» **Problem to solve**
Where the data below has the string "marker", return the whole line.

» **Exercise input**
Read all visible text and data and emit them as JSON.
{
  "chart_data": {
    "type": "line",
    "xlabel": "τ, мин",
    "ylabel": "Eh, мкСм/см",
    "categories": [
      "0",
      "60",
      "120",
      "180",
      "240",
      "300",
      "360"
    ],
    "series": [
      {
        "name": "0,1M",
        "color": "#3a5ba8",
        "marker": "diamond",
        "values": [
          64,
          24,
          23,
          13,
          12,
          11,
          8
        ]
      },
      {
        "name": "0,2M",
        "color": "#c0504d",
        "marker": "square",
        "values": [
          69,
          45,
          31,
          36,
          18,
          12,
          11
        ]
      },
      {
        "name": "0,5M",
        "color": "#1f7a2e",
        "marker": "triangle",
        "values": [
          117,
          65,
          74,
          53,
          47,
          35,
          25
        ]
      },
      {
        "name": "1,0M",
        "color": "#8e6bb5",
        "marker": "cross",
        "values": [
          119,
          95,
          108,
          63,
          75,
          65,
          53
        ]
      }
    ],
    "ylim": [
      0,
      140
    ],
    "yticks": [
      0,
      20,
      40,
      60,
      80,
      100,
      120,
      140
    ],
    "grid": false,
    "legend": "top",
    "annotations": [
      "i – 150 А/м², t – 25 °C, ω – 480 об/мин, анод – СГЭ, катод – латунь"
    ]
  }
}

» **Result below**
        "marker": "diamond",
        "marker": "square",
        "marker": "triangle",
        "marker": "cross",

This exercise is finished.